Exercise:
Produce the listing below again, exactly as shown.

Excerpted data:
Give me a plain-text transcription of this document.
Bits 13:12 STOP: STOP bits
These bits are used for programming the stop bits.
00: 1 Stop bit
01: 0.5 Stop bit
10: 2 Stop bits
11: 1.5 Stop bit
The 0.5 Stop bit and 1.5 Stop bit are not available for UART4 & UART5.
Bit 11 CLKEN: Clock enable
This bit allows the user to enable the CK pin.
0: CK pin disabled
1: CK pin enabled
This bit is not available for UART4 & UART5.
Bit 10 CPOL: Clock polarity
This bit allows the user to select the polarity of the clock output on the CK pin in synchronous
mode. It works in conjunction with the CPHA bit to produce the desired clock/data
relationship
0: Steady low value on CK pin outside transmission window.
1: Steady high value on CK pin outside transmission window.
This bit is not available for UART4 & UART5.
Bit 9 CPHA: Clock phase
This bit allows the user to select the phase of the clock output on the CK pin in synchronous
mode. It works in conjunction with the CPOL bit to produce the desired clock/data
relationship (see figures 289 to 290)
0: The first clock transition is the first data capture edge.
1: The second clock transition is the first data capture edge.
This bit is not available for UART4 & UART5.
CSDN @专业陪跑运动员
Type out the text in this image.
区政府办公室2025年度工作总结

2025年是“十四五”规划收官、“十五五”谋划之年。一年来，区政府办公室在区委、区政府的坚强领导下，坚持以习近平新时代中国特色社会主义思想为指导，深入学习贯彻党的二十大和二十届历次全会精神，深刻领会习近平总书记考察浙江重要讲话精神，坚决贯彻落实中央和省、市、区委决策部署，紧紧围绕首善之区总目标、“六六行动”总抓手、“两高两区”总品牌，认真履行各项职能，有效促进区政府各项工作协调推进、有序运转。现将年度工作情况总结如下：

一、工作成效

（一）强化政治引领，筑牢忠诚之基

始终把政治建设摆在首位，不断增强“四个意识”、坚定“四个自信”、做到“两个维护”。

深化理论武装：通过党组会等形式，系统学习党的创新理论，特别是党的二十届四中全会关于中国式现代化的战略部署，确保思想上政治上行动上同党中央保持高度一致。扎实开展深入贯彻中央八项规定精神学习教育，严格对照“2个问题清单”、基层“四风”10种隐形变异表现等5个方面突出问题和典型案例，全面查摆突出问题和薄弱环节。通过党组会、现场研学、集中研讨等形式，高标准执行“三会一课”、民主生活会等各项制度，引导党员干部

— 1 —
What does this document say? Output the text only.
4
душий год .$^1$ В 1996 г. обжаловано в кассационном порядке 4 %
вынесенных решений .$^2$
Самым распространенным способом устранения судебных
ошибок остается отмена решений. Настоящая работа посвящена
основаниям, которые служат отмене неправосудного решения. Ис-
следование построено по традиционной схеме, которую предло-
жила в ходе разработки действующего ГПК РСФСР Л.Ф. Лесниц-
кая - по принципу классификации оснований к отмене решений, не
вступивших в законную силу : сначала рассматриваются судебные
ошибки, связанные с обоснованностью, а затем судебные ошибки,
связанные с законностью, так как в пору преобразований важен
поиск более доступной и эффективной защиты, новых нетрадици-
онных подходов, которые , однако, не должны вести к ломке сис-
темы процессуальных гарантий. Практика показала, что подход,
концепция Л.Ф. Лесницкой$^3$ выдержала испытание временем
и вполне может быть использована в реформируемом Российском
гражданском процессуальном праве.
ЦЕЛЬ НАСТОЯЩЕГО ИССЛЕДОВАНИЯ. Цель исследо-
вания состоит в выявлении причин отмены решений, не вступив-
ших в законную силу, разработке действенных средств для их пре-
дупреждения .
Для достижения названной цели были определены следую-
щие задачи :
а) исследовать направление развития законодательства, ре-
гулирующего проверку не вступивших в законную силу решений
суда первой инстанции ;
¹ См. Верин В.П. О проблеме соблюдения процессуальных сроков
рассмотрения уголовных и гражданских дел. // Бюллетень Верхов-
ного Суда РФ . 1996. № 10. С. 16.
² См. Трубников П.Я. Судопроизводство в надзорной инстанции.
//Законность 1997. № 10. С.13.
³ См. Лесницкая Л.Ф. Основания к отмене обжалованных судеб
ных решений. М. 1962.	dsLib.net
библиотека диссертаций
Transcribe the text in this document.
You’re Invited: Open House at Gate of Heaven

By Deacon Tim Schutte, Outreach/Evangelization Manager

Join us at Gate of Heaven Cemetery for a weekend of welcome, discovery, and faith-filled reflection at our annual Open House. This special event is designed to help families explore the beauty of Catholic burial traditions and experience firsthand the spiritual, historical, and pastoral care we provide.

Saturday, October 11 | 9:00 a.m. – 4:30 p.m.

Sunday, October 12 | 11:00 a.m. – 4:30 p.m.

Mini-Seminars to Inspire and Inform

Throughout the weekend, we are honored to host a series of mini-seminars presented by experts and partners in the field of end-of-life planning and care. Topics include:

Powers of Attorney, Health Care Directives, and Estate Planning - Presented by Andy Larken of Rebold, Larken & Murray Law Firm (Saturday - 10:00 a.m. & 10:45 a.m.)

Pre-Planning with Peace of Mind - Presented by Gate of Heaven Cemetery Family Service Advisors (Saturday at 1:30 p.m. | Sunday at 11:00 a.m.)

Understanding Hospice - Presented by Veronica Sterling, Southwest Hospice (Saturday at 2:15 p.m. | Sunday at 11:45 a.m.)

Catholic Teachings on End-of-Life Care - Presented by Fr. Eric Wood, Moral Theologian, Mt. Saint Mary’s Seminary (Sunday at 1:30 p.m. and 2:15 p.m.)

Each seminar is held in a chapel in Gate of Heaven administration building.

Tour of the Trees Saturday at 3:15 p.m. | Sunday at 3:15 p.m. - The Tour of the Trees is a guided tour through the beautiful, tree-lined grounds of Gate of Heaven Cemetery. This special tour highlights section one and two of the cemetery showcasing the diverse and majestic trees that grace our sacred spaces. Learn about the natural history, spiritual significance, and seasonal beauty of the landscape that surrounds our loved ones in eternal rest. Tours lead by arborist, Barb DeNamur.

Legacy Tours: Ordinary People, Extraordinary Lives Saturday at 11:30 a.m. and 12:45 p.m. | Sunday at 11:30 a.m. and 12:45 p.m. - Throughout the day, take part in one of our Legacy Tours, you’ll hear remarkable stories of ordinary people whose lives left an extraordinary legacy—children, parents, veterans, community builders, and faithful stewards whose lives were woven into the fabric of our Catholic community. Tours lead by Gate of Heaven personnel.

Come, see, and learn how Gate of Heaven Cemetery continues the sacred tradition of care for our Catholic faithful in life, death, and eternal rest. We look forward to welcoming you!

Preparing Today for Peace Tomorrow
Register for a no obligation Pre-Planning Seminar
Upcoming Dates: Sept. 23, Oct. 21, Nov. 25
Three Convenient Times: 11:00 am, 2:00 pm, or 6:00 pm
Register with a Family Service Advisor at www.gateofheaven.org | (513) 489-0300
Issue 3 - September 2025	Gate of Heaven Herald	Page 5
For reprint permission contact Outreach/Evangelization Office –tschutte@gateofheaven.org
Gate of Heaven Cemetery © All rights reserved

Final result:
Give me a plain-text transcription of this document.
Bits 13:12 STOP: STOP bits
These bits are used for programming the stop bits.
00: 1 Stop bit
01: 0.5 Stop bit
10: 2 Stop bits
11: 1.5 Stop bit
The 0.5 Stop bit and 1.5 Stop bit are not available for UART4 & UART5.
Bit 11 CLKEN: Clock enable
This bit allows the user to enable the CK pin.
0: CK pin disabled
1: CK pin enabled
This bit is not available for UART4 & UART5.
Bit 10 CPOL: Clock polarity
This bit allows the user to select the polarity of the clock output on the CK pin in synchronous
mode. It works in conjunction with the CPHA bit to produce the desired clock/data
relationship
0: Steady low value on CK pin outside transmission window.
1: Steady high value on CK pin outside transmission window.
This bit is not available for UART4 & UART5.
Bit 9 CPHA: Clock phase
This bit allows the user to select the phase of the clock output on the CK pin in synchronous
mode. It works in conjunction with the CPOL bit to produce the desired clock/data
relationship (see figures 289 to 290)
0: The first clock transition is the first data capture edge.
1: The second clock transition is the first data capture edge.
This bit is not available for UART4 & UART5.
CSDN @专业陪跑运动员
Type out the text in this image.
区政府办公室2025年度工作总结

2025年是“十四五”规划收官、“十五五”谋划之年。一年来，区政府办公室在区委、区政府的坚强领导下，坚持以习近平新时代中国特色社会主义思想为指导，深入学习贯彻党的二十大和二十届历次全会精神，深刻领会习近平总书记考察浙江重要讲话精神，坚决贯彻落实中央和省、市、区委决策部署，紧紧围绕首善之区总目标、“六六行动”总抓手、“两高两区”总品牌，认真履行各项职能，有效促进区政府各项工作协调推进、有序运转。现将年度工作情况总结如下：

一、工作成效

（一）强化政治引领，筑牢忠诚之基

始终把政治建设摆在首位，不断增强“四个意识”、坚定“四个自信”、做到“两个维护”。

深化理论武装：通过党组会等形式，系统学习党的创新理论，特别是党的二十届四中全会关于中国式现代化的战略部署，确保思想上政治上行动上同党中央保持高度一致。扎实开展深入贯彻中央八项规定精神学习教育，严格对照“2个问题清单”、基层“四风”10种隐形变异表现等5个方面突出问题和典型案例，全面查摆突出问题和薄弱环节。通过党组会、现场研学、集中研讨等形式，高标准执行“三会一课”、民主生活会等各项制度，引导党员干部

— 1 —
What does this document say? Output the text only.
4
душий год .$^1$ В 1996 г. обжаловано в кассационном порядке 4 %
вынесенных решений .$^2$
Самым распространенным способом устранения судебных
ошибок остается отмена решений. Настоящая работа посвящена
основаниям, которые служат отмене неправосудного решения. Ис-
следование построено по традиционной схеме, которую предло-
жила в ходе разработки действующего ГПК РСФСР Л.Ф. Лесниц-
кая - по принципу классификации оснований к отмене решений, не
вступивших в законную силу : сначала рассматриваются судебные
ошибки, связанные с обоснованностью, а затем судебные ошибки,
связанные с законностью, так как в пору преобразований важен
поиск более доступной и эффективной защиты, новых нетрадици-
онных подходов, которые , однако, не должны вести к ломке сис-
темы процессуальных гарантий. Практика показала, что подход,
концепция Л.Ф. Лесницкой$^3$ выдержала испытание временем
и вполне может быть использована в реформируемом Российском
гражданском процессуальном праве.
ЦЕЛЬ НАСТОЯЩЕГО ИССЛЕДОВАНИЯ. Цель исследо-
вания состоит в выявлении причин отмены решений, не вступив-
ших в законную силу, разработке действенных средств для их пре-
дупреждения .
Для достижения названной цели были определены следую-
щие задачи :
а) исследовать направление развития законодательства, ре-
гулирующего проверку не вступивших в законную силу решений
суда первой инстанции ;
¹ См. Верин В.П. О проблеме соблюдения процессуальных сроков
рассмотрения уголовных и гражданских дел. // Бюллетень Верхов-
ного Суда РФ . 1996. № 10. С. 16.
² См. Трубников П.Я. Судопроизводство в надзорной инстанции.
//Законность 1997. № 10. С.13.
³ См. Лесницкая Л.Ф. Основания к отмене обжалованных судеб
ных решений. М. 1962.	dsLib.net
библиотека диссертаций
Transcribe the text in this document.
You’re Invited: Open House at Gate of Heaven

By Deacon Tim Schutte, Outreach/Evangelization Manager

Join us at Gate of Heaven Cemetery for a weekend of welcome, discovery, and faith-filled reflection at our annual Open House. This special event is designed to help families explore the beauty of Catholic burial traditions and experience firsthand the spiritual, historical, and pastoral care we provide.

Saturday, October 11 | 9:00 a.m. – 4:30 p.m.

Sunday, October 12 | 11:00 a.m. – 4:30 p.m.

Mini-Seminars to Inspire and Inform

Throughout the weekend, we are honored to host a series of mini-seminars presented by experts and partners in the field of end-of-life planning and care. Topics include:

Powers of Attorney, Health Care Directives, and Estate Planning - Presented by Andy Larken of Rebold, Larken & Murray Law Firm (Saturday - 10:00 a.m. & 10:45 a.m.)

Pre-Planning with Peace of Mind - Presented by Gate of Heaven Cemetery Family Service Advisors (Saturday at 1:30 p.m. | Sunday at 11:00 a.m.)

Understanding Hospice - Presented by Veronica Sterling, Southwest Hospice (Saturday at 2:15 p.m. | Sunday at 11:45 a.m.)

Catholic Teachings on End-of-Life Care - Presented by Fr. Eric Wood, Moral Theologian, Mt. Saint Mary’s Seminary (Sunday at 1:30 p.m. and 2:15 p.m.)

Each seminar is held in a chapel in Gate of Heaven administration building.

Tour of the Trees Saturday at 3:15 p.m. | Sunday at 3:15 p.m. - The Tour of the Trees is a guided tour through the beautiful, tree-lined grounds of Gate of Heaven Cemetery. This special tour highlights section one and two of the cemetery showcasing the diverse and majestic trees that grace our sacred spaces. Learn about the natural history, spiritual significance, and seasonal beauty of the landscape that surrounds our loved ones in eternal rest. Tours lead by arborist, Barb DeNamur.

Legacy Tours: Ordinary People, Extraordinary Lives Saturday at 11:30 a.m. and 12:45 p.m. | Sunday at 11:30 a.m. and 12:45 p.m. - Throughout the day, take part in one of our Legacy Tours, you’ll hear remarkable stories of ordinary people whose lives left an extraordinary legacy—children, parents, veterans, community builders, and faithful stewards whose lives were woven into the fabric of our Catholic community. Tours lead by Gate of Heaven personnel.

Come, see, and learn how Gate of Heaven Cemetery continues the sacred tradition of care for our Catholic faithful in life, death, and eternal rest. We look forward to welcoming you!

Preparing Today for Peace Tomorrow
Register for a no obligation Pre-Planning Seminar
Upcoming Dates: Sept. 23, Oct. 21, Nov. 25
Three Convenient Times: 11:00 am, 2:00 pm, or 6:00 pm
Register with a Family Service Advisor at www.gateofheaven.org | (513) 489-0300
Issue 3 - September 2025	Gate of Heaven Herald	Page 5
For reprint permission contact Outreach/Evangelization Office –tschutte@gateofheaven.org
Gate of Heaven Cemetery © All rights reserved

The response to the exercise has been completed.